> SHORT PROBLEM: Find the lines that hold the word "content" and return them.

> INPUT FOR THIS TASK:
━━━━━━━━━━━━━━━━
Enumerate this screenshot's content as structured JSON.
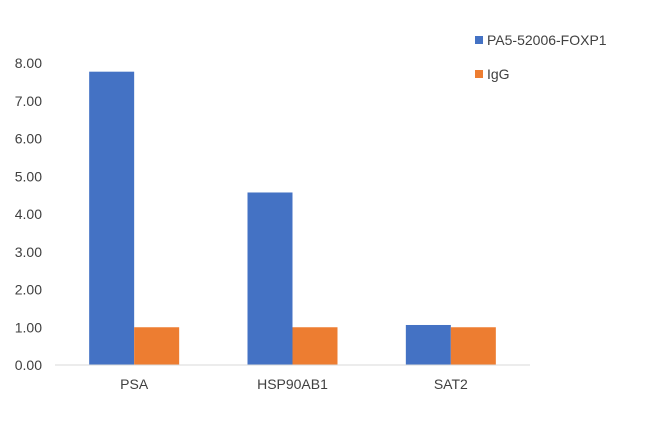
{
  "chart_data": {
    "type": "bar",
    "categories": [
      "PSA",
      "HSP90AB1",
      "SAT2"
    ],
    "series": [
      {
        "name": "PA5-52006-FOXP1",
        "color": "#4472C4",
        "values": [
          7.77,
          4.57,
          1.06
        ]
      },
      {
        "name": "IgG",
        "color": "#ED7D31",
        "values": [
          1.0,
          1.0,
          1.0
        ]
      }
    ],
    "ylim": [
      0,
      8
    ],
    "yticks": [
      "0.00",
      "1.00",
      "2.00",
      "3.00",
      "4.00",
      "5.00",
      "6.00",
      "7.00",
      "8.00"
    ],
    "grid": false,
    "legend_position": "top-right"
  }
}
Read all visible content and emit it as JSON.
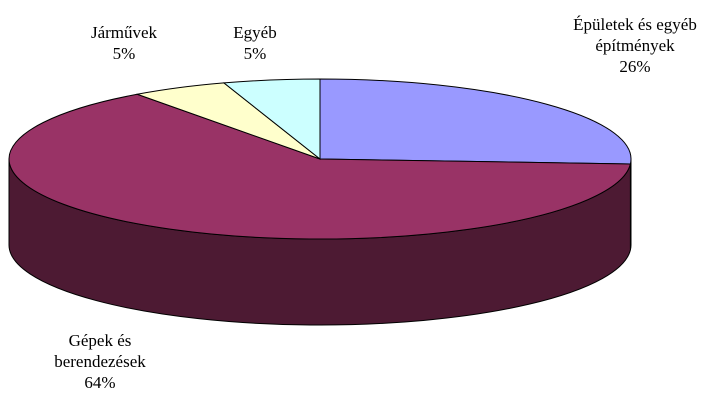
{
  "chart_data": {
    "type": "pie",
    "style": "3d",
    "title": "",
    "slices": [
      {
        "label_lines": [
          "Épületek és egyéb",
          "építmények"
        ],
        "value_label": "26%",
        "value": 26,
        "color": "#9999ff"
      },
      {
        "label_lines": [
          "Gépek és",
          "berendezések"
        ],
        "value_label": "64%",
        "value": 64,
        "color": "#993366"
      },
      {
        "label_lines": [
          "Járművek"
        ],
        "value_label": "5%",
        "value": 5,
        "color": "#ffffcc"
      },
      {
        "label_lines": [
          "Egyéb"
        ],
        "value_label": "5%",
        "value": 5,
        "color": "#ccffff"
      }
    ],
    "side_colors": [
      "#4a4a7a",
      "#4d1a33",
      "#7a7a60",
      "#5a7a7a"
    ]
  }
}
━━━━━━━━━━━━━━━━
> REPLY TO THE TASK:
Enumerate this screenshot's content as structured JSON.
Read all visible content and emit it as JSON.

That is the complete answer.